(Work to do)
Please transcribe these items exactly as they appear.

(Data section)
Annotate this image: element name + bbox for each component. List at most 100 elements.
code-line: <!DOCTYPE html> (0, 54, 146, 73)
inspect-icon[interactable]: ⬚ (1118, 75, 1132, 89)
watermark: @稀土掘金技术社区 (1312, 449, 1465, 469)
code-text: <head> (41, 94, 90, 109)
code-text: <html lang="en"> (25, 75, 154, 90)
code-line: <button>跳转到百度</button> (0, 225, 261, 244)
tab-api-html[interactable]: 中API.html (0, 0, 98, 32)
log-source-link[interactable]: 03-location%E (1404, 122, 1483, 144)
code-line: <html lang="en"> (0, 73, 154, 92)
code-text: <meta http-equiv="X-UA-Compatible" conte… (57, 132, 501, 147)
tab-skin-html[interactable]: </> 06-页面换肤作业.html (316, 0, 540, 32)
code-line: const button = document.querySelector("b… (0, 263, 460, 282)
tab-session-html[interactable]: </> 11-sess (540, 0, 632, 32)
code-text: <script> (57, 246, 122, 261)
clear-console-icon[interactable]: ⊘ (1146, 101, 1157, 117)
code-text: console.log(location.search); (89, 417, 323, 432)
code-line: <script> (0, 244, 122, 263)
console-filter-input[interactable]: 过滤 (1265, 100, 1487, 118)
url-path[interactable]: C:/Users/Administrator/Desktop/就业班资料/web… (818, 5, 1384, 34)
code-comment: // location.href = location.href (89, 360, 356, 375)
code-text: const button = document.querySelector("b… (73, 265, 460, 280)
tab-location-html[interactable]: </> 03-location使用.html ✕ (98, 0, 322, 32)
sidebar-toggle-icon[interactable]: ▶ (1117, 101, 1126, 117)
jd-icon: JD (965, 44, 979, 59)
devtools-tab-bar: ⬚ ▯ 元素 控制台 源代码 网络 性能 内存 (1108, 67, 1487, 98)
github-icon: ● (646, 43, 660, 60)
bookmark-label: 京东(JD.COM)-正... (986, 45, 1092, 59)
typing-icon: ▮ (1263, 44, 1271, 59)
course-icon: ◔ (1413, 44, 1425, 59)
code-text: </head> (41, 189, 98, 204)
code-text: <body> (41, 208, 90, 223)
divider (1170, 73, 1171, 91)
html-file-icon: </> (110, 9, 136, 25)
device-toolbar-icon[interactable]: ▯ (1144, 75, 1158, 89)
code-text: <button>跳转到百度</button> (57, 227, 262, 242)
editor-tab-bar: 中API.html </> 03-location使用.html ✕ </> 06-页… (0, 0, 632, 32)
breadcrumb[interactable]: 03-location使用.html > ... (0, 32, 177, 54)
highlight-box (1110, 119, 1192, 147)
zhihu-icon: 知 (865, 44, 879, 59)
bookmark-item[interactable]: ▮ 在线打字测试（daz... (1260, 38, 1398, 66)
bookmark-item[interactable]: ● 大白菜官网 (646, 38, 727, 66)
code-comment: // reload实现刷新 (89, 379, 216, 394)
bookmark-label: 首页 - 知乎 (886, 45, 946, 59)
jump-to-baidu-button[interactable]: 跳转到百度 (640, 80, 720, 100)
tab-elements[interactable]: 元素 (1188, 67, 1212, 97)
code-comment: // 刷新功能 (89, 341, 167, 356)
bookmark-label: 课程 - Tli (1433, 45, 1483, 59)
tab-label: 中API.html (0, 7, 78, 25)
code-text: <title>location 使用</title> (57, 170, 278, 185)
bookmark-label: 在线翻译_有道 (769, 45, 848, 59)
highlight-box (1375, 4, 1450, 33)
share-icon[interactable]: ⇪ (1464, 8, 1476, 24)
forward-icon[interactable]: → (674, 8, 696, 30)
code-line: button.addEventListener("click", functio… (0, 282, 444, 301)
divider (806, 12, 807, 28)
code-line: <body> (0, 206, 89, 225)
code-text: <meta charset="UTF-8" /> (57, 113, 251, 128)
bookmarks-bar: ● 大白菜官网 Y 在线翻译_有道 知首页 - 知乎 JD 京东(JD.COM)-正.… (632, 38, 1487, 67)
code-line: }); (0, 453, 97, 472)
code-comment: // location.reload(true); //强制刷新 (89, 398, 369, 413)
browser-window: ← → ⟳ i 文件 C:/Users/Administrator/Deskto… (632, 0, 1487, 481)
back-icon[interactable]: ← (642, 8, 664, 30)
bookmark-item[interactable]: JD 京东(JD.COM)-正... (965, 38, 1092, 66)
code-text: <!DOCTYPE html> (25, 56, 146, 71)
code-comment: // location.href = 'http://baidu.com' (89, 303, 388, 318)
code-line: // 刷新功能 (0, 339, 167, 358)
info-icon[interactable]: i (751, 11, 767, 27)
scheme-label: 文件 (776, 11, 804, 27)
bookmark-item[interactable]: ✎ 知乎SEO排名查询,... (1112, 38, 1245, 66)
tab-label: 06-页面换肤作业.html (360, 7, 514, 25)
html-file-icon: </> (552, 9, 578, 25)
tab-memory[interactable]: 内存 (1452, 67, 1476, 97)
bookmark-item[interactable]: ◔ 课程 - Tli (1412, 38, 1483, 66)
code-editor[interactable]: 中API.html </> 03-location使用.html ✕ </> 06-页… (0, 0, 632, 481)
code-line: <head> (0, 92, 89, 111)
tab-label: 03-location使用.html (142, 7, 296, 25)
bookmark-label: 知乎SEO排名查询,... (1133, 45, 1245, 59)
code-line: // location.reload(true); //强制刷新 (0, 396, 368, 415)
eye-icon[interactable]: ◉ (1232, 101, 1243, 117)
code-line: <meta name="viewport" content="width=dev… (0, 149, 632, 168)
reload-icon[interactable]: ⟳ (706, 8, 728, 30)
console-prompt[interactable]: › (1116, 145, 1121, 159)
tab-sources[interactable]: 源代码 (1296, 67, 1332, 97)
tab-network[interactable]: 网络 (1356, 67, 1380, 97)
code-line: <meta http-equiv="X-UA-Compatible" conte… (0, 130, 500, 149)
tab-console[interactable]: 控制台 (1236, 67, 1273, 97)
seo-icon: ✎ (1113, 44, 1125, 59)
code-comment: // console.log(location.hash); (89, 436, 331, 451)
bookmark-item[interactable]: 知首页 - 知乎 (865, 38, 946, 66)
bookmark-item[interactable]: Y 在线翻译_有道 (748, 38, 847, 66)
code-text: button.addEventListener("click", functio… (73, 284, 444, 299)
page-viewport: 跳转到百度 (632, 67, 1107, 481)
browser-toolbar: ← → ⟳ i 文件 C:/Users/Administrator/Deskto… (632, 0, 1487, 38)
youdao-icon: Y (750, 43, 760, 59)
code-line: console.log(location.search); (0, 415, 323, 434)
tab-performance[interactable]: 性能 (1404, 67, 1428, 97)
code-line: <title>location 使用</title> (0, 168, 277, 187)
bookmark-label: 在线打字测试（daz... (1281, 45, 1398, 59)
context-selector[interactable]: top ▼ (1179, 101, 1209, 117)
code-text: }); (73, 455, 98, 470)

(Reply to the task)
Annotate this image: element name + bbox for each component. List at most 100 elements.
code-line: <!DOCTYPE html> (0, 54, 146, 73)
inspect-icon[interactable]: ⬚ (1118, 75, 1132, 89)
watermark: @稀土掘金技术社区 (1312, 449, 1465, 469)
code-text: <head> (41, 94, 90, 109)
code-text: <html lang="en"> (25, 75, 154, 90)
code-line: <button>跳转到百度</button> (0, 225, 261, 244)
tab-api-html[interactable]: 中API.html (0, 0, 98, 32)
log-source-link[interactable]: 03-location%E (1404, 122, 1483, 144)
code-line: <html lang="en"> (0, 73, 154, 92)
code-text: <meta http-equiv="X-UA-Compatible" conte… (57, 132, 501, 147)
tab-skin-html[interactable]: </> 06-页面换肤作业.html (316, 0, 540, 32)
code-line: const button = document.querySelector("b… (0, 263, 460, 282)
tab-session-html[interactable]: </> 11-sess (540, 0, 632, 32)
code-text: <script> (57, 246, 122, 261)
clear-console-icon[interactable]: ⊘ (1146, 101, 1157, 117)
code-text: console.log(location.search); (89, 417, 323, 432)
code-line: <script> (0, 244, 122, 263)
console-filter-input[interactable]: 过滤 (1265, 100, 1487, 118)
url-path[interactable]: C:/Users/Administrator/Desktop/就业班资料/web… (818, 5, 1384, 34)
code-comment: // location.href = location.href (89, 360, 356, 375)
code-text: const button = document.querySelector("b… (73, 265, 460, 280)
tab-location-html[interactable]: </> 03-location使用.html ✕ (98, 0, 322, 32)
sidebar-toggle-icon[interactable]: ▶ (1117, 101, 1126, 117)
jd-icon: JD (965, 44, 979, 59)
devtools-tab-bar: ⬚ ▯ 元素 控制台 源代码 网络 性能 内存 (1108, 67, 1487, 98)
github-icon: ● (646, 43, 660, 60)
bookmark-label: 京东(JD.COM)-正... (986, 45, 1092, 59)
typing-icon: ▮ (1263, 44, 1271, 59)
course-icon: ◔ (1413, 44, 1425, 59)
code-text: </head> (41, 189, 98, 204)
code-text: <body> (41, 208, 90, 223)
divider (1170, 73, 1171, 91)
html-file-icon: </> (110, 9, 136, 25)
device-toolbar-icon[interactable]: ▯ (1144, 75, 1158, 89)
code-text: <button>跳转到百度</button> (57, 227, 262, 242)
editor-tab-bar: 中API.html </> 03-location使用.html ✕ </> 06-页… (0, 0, 632, 32)
breadcrumb[interactable]: 03-location使用.html > ... (0, 32, 177, 54)
highlight-box (1110, 119, 1192, 147)
zhihu-icon: 知 (865, 44, 879, 59)
bookmark-item[interactable]: ▮ 在线打字测试（daz... (1260, 38, 1398, 66)
bookmark-item[interactable]: ● 大白菜官网 (646, 38, 727, 66)
code-comment: // reload实现刷新 (89, 379, 216, 394)
bookmark-label: 首页 - 知乎 (886, 45, 946, 59)
jump-to-baidu-button[interactable]: 跳转到百度 (640, 80, 720, 100)
tab-elements[interactable]: 元素 (1188, 67, 1212, 97)
code-comment: // 刷新功能 (89, 341, 167, 356)
bookmark-label: 课程 - Tli (1433, 45, 1483, 59)
tab-label: 中API.html (0, 7, 78, 25)
code-text: <title>location 使用</title> (57, 170, 278, 185)
bookmark-label: 在线翻译_有道 (769, 45, 848, 59)
highlight-box (1375, 4, 1450, 33)
share-icon[interactable]: ⇪ (1464, 8, 1476, 24)
forward-icon[interactable]: → (674, 8, 696, 30)
code-line: button.addEventListener("click", functio… (0, 282, 444, 301)
divider (806, 12, 807, 28)
code-line: <body> (0, 206, 89, 225)
code-text: <meta charset="UTF-8" /> (57, 113, 251, 128)
bookmarks-bar: ● 大白菜官网 Y 在线翻译_有道 知首页 - 知乎 JD 京东(JD.COM)-正.… (632, 38, 1487, 67)
code-line: }); (0, 453, 97, 472)
code-comment: // location.reload(true); //强制刷新 (89, 398, 369, 413)
browser-window: ← → ⟳ i 文件 C:/Users/Administrator/Deskto… (632, 0, 1487, 481)
back-icon[interactable]: ← (642, 8, 664, 30)
bookmark-item[interactable]: JD 京东(JD.COM)-正... (965, 38, 1092, 66)
code-text: <!DOCTYPE html> (25, 56, 146, 71)
code-comment: // location.href = 'http://baidu.com' (89, 303, 388, 318)
code-line: // 刷新功能 (0, 339, 167, 358)
info-icon[interactable]: i (751, 11, 767, 27)
scheme-label: 文件 (776, 11, 804, 27)
bookmark-item[interactable]: ✎ 知乎SEO排名查询,... (1112, 38, 1245, 66)
tab-label: 06-页面换肤作业.html (360, 7, 514, 25)
html-file-icon: </> (552, 9, 578, 25)
tab-memory[interactable]: 内存 (1452, 67, 1476, 97)
bookmark-item[interactable]: ◔ 课程 - Tli (1412, 38, 1483, 66)
code-editor[interactable]: 中API.html </> 03-location使用.html ✕ </> 06-页… (0, 0, 632, 481)
code-line: <head> (0, 92, 89, 111)
tab-label: 03-location使用.html (142, 7, 296, 25)
bookmark-label: 知乎SEO排名查询,... (1133, 45, 1245, 59)
code-line: // location.reload(true); //强制刷新 (0, 396, 368, 415)
eye-icon[interactable]: ◉ (1232, 101, 1243, 117)
code-line: <meta name="viewport" content="width=dev… (0, 149, 632, 168)
reload-icon[interactable]: ⟳ (706, 8, 728, 30)
console-prompt[interactable]: › (1116, 145, 1121, 159)
tab-sources[interactable]: 源代码 (1296, 67, 1332, 97)
tab-network[interactable]: 网络 (1356, 67, 1380, 97)
code-line: <meta http-equiv="X-UA-Compatible" conte… (0, 130, 500, 149)
tab-console[interactable]: 控制台 (1236, 67, 1273, 97)
seo-icon: ✎ (1113, 44, 1125, 59)
code-comment: // console.log(location.hash); (89, 436, 331, 451)
bookmark-item[interactable]: 知首页 - 知乎 (865, 38, 946, 66)
bookmark-item[interactable]: Y 在线翻译_有道 (748, 38, 847, 66)
code-text: button.addEventListener("click", functio… (73, 284, 444, 299)
page-viewport: 跳转到百度 (632, 67, 1107, 481)
browser-toolbar: ← → ⟳ i 文件 C:/Users/Administrator/Deskto… (632, 0, 1487, 38)
youdao-icon: Y (750, 43, 760, 59)
code-line: console.log(location.search); (0, 415, 323, 434)
tab-performance[interactable]: 性能 (1404, 67, 1428, 97)
code-line: <title>location 使用</title> (0, 168, 277, 187)
bookmark-label: 在线打字测试（daz... (1281, 45, 1398, 59)
context-selector[interactable]: top ▼ (1179, 101, 1209, 117)
code-text: }); (73, 455, 98, 470)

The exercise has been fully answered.